_Required task_:
Put the lines from the one containing "- bar-may-2017: [349, 109, 385, 486]" through the one containing "- legend-label: Windows 7: [479, 517, 544, 532]" into a JSON list of strings, one string per line, with blank lines left out.

>>

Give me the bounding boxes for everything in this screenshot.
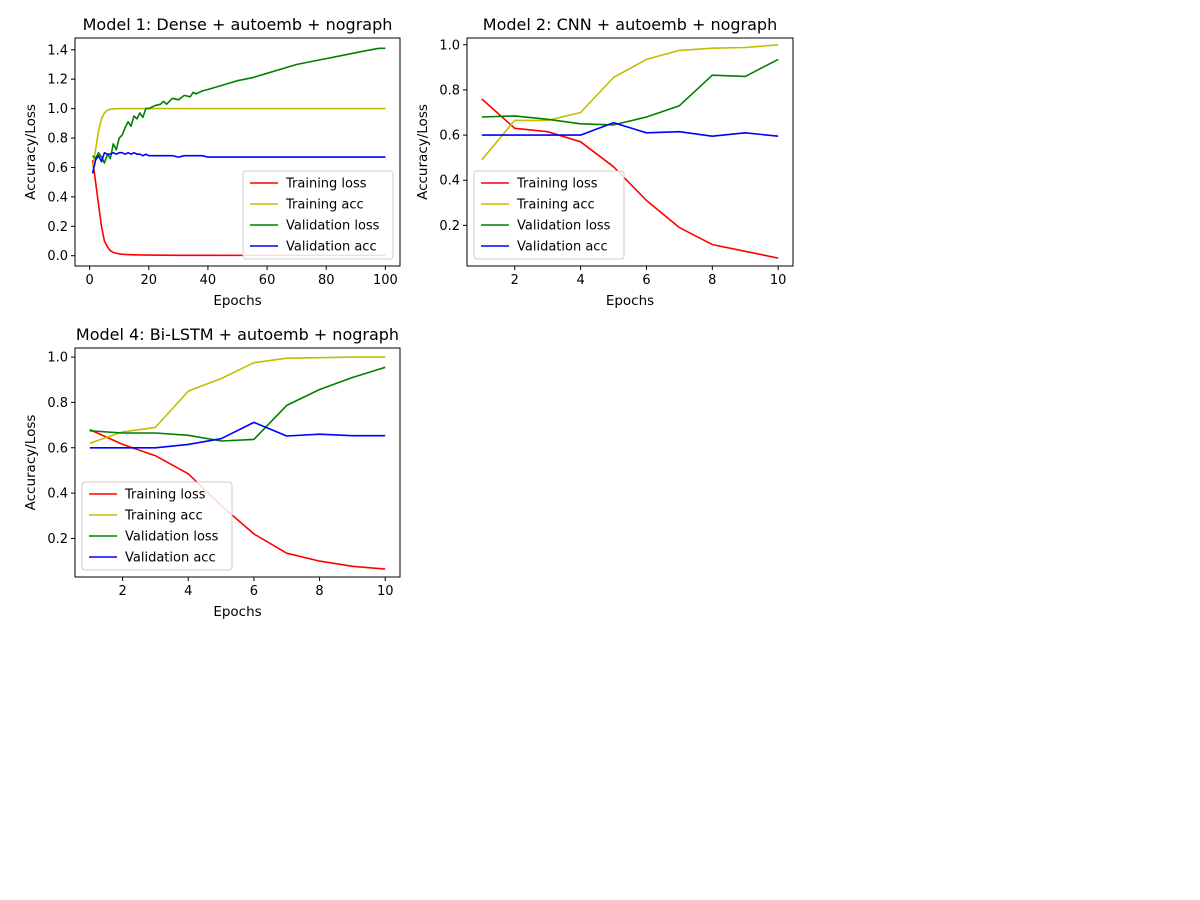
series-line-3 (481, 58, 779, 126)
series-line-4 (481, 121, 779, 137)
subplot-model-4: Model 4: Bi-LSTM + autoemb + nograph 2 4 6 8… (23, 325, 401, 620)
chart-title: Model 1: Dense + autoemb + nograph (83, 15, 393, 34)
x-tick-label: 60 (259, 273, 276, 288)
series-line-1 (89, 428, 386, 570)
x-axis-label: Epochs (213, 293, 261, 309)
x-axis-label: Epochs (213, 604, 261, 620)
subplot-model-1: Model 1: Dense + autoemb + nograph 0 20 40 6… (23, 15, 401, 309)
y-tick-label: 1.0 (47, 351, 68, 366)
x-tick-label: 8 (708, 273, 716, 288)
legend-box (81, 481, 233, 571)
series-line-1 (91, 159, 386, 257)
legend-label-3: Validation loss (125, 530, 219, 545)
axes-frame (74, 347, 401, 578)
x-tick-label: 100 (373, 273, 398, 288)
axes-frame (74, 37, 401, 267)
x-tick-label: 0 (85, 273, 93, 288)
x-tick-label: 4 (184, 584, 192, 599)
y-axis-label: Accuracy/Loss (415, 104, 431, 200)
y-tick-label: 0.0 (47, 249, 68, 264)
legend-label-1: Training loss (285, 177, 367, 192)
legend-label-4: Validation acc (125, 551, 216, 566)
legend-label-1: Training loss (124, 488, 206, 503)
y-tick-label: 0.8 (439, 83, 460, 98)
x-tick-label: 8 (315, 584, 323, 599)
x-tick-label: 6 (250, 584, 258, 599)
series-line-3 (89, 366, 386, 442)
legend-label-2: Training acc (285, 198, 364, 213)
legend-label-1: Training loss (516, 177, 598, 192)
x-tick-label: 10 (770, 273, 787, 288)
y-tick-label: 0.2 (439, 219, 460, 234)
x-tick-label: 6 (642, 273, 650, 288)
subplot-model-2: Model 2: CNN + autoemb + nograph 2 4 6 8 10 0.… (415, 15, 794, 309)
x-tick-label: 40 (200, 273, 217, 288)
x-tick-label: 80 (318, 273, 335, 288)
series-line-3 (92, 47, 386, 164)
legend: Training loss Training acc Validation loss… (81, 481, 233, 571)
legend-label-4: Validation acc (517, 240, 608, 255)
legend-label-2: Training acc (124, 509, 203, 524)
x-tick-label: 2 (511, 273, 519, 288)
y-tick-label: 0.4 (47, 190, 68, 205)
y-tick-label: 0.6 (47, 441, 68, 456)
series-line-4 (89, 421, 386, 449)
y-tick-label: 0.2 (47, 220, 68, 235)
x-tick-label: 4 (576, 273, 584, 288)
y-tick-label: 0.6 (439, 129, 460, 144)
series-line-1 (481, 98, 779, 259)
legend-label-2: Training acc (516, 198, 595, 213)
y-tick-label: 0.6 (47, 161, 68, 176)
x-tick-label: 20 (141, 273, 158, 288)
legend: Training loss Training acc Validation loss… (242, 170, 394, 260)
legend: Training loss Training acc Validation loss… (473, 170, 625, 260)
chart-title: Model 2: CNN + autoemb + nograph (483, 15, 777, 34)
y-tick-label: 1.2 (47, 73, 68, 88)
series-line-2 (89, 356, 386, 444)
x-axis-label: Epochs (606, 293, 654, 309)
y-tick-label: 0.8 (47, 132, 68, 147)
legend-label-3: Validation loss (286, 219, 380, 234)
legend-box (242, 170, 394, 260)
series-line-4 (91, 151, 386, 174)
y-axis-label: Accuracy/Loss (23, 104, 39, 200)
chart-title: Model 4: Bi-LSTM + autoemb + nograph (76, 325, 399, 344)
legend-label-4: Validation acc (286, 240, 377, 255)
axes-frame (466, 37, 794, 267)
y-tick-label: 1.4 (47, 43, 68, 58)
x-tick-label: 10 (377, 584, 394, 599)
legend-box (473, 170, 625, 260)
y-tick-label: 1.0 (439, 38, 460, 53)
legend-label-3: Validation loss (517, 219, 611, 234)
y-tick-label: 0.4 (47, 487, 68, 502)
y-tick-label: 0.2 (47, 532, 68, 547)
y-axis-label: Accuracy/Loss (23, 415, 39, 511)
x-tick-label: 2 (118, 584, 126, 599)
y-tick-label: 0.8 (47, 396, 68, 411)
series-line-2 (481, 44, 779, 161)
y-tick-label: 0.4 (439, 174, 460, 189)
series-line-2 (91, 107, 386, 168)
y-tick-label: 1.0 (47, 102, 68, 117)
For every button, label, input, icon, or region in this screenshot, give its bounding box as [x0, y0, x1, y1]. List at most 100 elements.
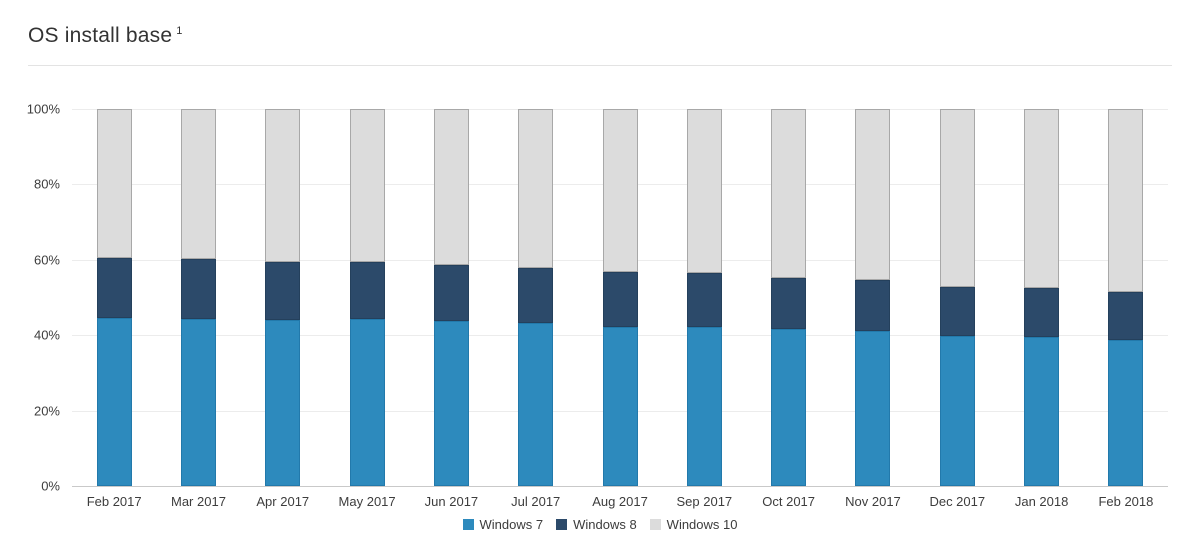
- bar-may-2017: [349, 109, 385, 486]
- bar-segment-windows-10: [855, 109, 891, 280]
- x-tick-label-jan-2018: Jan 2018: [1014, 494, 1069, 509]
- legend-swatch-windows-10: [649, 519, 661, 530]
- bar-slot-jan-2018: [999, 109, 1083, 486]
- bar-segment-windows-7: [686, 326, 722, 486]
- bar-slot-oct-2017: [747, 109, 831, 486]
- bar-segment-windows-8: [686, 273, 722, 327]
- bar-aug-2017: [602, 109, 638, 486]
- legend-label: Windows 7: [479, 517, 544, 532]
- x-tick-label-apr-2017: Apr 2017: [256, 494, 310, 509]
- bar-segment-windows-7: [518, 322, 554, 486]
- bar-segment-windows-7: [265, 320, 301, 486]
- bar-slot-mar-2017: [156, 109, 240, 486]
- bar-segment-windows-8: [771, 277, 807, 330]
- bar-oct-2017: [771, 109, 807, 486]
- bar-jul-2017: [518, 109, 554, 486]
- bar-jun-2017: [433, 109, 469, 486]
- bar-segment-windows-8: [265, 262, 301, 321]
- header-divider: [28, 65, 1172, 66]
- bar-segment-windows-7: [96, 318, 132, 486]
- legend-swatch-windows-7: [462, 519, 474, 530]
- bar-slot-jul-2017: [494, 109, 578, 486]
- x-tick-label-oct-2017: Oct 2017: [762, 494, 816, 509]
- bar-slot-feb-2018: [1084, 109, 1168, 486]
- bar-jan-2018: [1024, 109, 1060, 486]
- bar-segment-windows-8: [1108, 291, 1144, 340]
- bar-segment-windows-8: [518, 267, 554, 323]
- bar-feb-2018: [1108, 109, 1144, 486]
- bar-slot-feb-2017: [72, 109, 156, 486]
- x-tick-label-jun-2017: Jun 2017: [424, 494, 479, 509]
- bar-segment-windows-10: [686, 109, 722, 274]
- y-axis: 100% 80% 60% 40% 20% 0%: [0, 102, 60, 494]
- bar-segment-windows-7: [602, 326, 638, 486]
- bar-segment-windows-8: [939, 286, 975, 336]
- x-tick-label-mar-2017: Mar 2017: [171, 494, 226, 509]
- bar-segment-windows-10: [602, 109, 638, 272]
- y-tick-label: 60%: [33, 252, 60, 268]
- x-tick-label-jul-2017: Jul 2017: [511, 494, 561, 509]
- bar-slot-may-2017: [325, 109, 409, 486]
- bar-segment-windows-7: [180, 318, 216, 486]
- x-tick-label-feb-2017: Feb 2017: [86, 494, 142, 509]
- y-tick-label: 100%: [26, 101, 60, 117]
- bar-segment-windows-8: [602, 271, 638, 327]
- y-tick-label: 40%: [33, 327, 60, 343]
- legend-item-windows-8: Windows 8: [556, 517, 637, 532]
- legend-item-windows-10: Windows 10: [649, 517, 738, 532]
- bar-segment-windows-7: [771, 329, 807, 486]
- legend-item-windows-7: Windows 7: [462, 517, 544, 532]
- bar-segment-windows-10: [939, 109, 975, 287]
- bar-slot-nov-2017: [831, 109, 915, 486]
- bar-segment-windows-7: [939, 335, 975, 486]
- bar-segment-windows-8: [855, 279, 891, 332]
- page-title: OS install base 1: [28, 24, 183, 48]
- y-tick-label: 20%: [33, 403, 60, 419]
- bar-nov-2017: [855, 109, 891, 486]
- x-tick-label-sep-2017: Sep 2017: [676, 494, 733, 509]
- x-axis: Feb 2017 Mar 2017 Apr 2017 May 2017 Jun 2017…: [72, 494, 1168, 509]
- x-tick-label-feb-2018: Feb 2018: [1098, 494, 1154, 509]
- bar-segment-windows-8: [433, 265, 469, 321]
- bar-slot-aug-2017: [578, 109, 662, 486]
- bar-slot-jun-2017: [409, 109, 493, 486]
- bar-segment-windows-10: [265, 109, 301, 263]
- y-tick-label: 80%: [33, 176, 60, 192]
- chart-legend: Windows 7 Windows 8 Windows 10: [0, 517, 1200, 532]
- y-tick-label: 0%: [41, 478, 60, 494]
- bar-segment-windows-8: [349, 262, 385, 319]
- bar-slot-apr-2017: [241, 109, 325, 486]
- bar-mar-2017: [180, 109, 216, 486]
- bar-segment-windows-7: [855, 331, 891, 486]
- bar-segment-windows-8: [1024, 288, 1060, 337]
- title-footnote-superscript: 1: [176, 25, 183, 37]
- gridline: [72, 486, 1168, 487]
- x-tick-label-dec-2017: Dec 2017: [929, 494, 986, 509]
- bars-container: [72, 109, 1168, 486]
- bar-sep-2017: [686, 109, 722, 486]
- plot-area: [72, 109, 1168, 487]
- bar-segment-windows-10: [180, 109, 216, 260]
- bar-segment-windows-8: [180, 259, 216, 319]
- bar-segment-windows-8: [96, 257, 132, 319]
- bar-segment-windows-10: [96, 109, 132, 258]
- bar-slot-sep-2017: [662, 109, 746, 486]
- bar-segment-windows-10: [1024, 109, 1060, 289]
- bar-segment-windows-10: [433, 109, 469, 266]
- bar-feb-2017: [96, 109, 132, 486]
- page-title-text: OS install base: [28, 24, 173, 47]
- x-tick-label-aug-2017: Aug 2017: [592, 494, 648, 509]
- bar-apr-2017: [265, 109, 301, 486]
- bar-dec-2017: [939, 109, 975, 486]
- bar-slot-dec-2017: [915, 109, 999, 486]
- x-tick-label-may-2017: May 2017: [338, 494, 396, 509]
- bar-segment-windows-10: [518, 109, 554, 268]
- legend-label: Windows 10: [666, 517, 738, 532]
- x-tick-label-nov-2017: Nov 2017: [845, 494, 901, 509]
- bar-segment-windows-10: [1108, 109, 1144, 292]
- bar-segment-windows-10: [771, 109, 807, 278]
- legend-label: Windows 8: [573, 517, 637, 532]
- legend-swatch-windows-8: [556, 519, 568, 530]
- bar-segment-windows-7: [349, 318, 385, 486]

<<

_Finished task_:
[
  "- bar-may-2017: [349, 109, 385, 486]",
  "- bar-segment-windows-10: [855, 109, 891, 280]",
  "- x-tick-label-jan-2018: Jan 2018: [1014, 494, 1069, 509]",
  "- legend-swatch-windows-10: [649, 519, 661, 530]",
  "- bar-slot-jan-2018: [999, 109, 1083, 486]",
  "- bar-segment-windows-7: [686, 326, 722, 486]",
  "- bar-slot-oct-2017: [747, 109, 831, 486]",
  "- bar-segment-windows-8: [686, 273, 722, 327]",
  "- bar-aug-2017: [602, 109, 638, 486]",
  "- legend-label: Windows 7: [479, 517, 544, 532]"
]